Items from a dataset

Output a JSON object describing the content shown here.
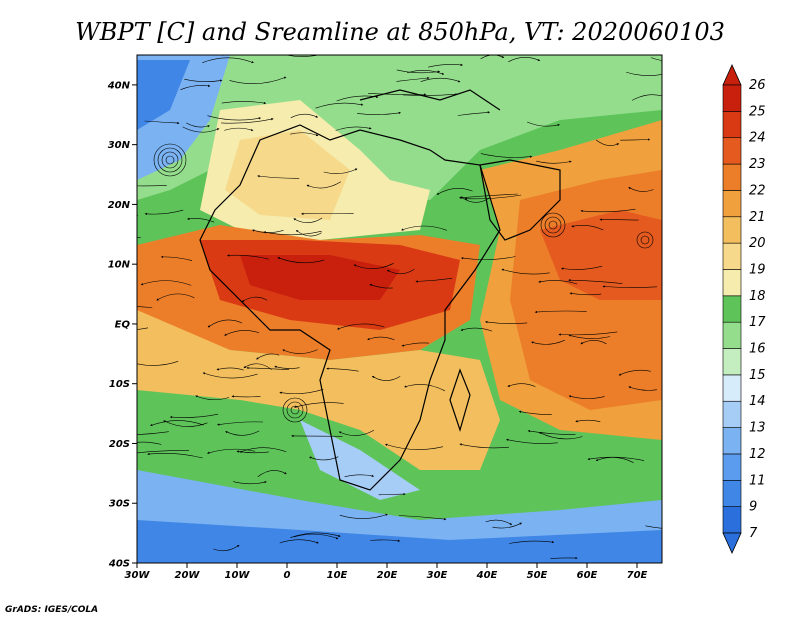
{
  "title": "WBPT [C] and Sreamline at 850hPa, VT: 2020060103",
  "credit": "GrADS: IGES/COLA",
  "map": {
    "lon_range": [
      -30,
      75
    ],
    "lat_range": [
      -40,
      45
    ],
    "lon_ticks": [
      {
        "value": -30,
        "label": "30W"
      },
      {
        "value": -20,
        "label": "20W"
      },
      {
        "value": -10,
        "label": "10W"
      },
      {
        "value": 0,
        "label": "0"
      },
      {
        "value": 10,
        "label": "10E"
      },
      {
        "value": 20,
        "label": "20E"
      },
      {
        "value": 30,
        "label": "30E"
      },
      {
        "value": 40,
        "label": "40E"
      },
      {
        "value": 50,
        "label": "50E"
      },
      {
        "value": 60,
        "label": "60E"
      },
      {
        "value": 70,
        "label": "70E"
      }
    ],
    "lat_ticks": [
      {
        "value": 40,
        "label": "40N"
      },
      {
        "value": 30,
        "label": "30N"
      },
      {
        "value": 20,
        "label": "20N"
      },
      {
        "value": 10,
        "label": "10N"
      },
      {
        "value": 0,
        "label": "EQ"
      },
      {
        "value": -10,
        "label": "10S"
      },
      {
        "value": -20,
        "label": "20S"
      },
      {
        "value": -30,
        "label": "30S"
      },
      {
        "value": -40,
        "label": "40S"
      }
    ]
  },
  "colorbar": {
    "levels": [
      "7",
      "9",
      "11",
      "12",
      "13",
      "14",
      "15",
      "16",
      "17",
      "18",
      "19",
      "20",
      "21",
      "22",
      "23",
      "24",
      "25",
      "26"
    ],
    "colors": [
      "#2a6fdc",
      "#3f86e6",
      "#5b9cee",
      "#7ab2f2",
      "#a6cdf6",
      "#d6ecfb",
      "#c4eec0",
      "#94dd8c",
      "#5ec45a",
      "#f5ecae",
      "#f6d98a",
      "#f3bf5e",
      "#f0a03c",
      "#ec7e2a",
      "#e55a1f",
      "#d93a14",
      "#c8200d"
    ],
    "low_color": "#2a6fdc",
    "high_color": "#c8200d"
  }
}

Problem to work on
Retype each line of the listing above word for word. Exclude the pictures.

Correct response
Output a JSON object describing the content shown here.
{
  "title": "WBPT [C] and Sreamline at 850hPa, VT: 2020060103",
  "credit": "GrADS: IGES/COLA",
  "map": {
    "lon_range": [
      -30,
      75
    ],
    "lat_range": [
      -40,
      45
    ],
    "lon_ticks": [
      {
        "value": -30,
        "label": "30W"
      },
      {
        "value": -20,
        "label": "20W"
      },
      {
        "value": -10,
        "label": "10W"
      },
      {
        "value": 0,
        "label": "0"
      },
      {
        "value": 10,
        "label": "10E"
      },
      {
        "value": 20,
        "label": "20E"
      },
      {
        "value": 30,
        "label": "30E"
      },
      {
        "value": 40,
        "label": "40E"
      },
      {
        "value": 50,
        "label": "50E"
      },
      {
        "value": 60,
        "label": "60E"
      },
      {
        "value": 70,
        "label": "70E"
      }
    ],
    "lat_ticks": [
      {
        "value": 40,
        "label": "40N"
      },
      {
        "value": 30,
        "label": "30N"
      },
      {
        "value": 20,
        "label": "20N"
      },
      {
        "value": 10,
        "label": "10N"
      },
      {
        "value": 0,
        "label": "EQ"
      },
      {
        "value": -10,
        "label": "10S"
      },
      {
        "value": -20,
        "label": "20S"
      },
      {
        "value": -30,
        "label": "30S"
      },
      {
        "value": -40,
        "label": "40S"
      }
    ]
  },
  "colorbar": {
    "levels": [
      "7",
      "9",
      "11",
      "12",
      "13",
      "14",
      "15",
      "16",
      "17",
      "18",
      "19",
      "20",
      "21",
      "22",
      "23",
      "24",
      "25",
      "26"
    ],
    "colors": [
      "#2a6fdc",
      "#3f86e6",
      "#5b9cee",
      "#7ab2f2",
      "#a6cdf6",
      "#d6ecfb",
      "#c4eec0",
      "#94dd8c",
      "#5ec45a",
      "#f5ecae",
      "#f6d98a",
      "#f3bf5e",
      "#f0a03c",
      "#ec7e2a",
      "#e55a1f",
      "#d93a14",
      "#c8200d"
    ],
    "low_color": "#2a6fdc",
    "high_color": "#c8200d"
  }
}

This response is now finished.